Exercise brief
Pictures don't belong in the copy; print all the records exactly.

(Recorded data)
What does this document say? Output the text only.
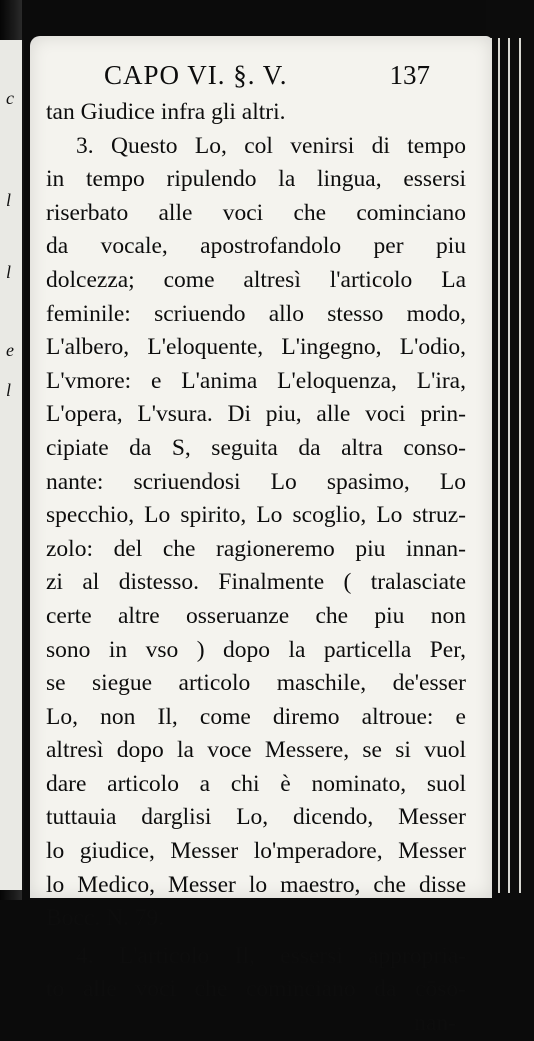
c
l
l
e
l
CAPO VI. §. V.	137
tan Giudice infra gli altri.
3. Questo Lo, col venirsi di tempo
in tempo ripulendo la lingua, essersi
riserbato alle voci che cominciano
da vocale, apostrofandolo per piu
dolcezza; come altresì l'articolo La
feminile: scriuendo allo stesso modo,
L'albero, L'eloquente, L'ingegno, L'odio,
L'vmore: e L'anima L'eloquenza, L'ira,
L'opera, L'vsura. Di piu, alle voci prin-
cipiate da S, seguita da altra conso-
nante: scriuendosi Lo spasimo, Lo
specchio, Lo spirito, Lo scoglio, Lo struz-
zolo: del che ragioneremo piu innan-
zi al distesso. Finalmente ( tralasciate
certe altre osseruanze che piu non
sono in vso ) dopo la particella Per,
se siegue articolo maschile, de'esser
Lo, non Il, come diremo altroue: e
altresì dopo la voce Messere, se si vuol
dare articolo a chi è nominato, suol
tuttauia darglisi Lo, dicendo, Messer
lo giudice, Messer lo'mperadore, Messer
lo Medico, Messer lo maestro, che disse
Bocc. N. 79.
4. L'articolo Il, essersi appropria-
to alle voci che cominciano da cōso-
nan-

Solved problem
What does this document say? Output the text only.
c
l
l
e
l
CAPO VI. §. V.	137
tan Giudice infra gli altri.
3. Questo Lo, col venirsi di tempo
in tempo ripulendo la lingua, essersi
riserbato alle voci che cominciano
da vocale, apostrofandolo per piu
dolcezza; come altresì l'articolo La
feminile: scriuendo allo stesso modo,
L'albero, L'eloquente, L'ingegno, L'odio,
L'vmore: e L'anima L'eloquenza, L'ira,
L'opera, L'vsura. Di piu, alle voci prin-
cipiate da S, seguita da altra conso-
nante: scriuendosi Lo spasimo, Lo
specchio, Lo spirito, Lo scoglio, Lo struz-
zolo: del che ragioneremo piu innan-
zi al distesso. Finalmente ( tralasciate
certe altre osseruanze che piu non
sono in vso ) dopo la particella Per,
se siegue articolo maschile, de'esser
Lo, non Il, come diremo altroue: e
altresì dopo la voce Messere, se si vuol
dare articolo a chi è nominato, suol
tuttauia darglisi Lo, dicendo, Messer
lo giudice, Messer lo'mperadore, Messer
lo Medico, Messer lo maestro, che disse
Bocc. N. 79.
4. L'articolo Il, essersi appropria-
to alle voci che cominciano da cōso-
nan-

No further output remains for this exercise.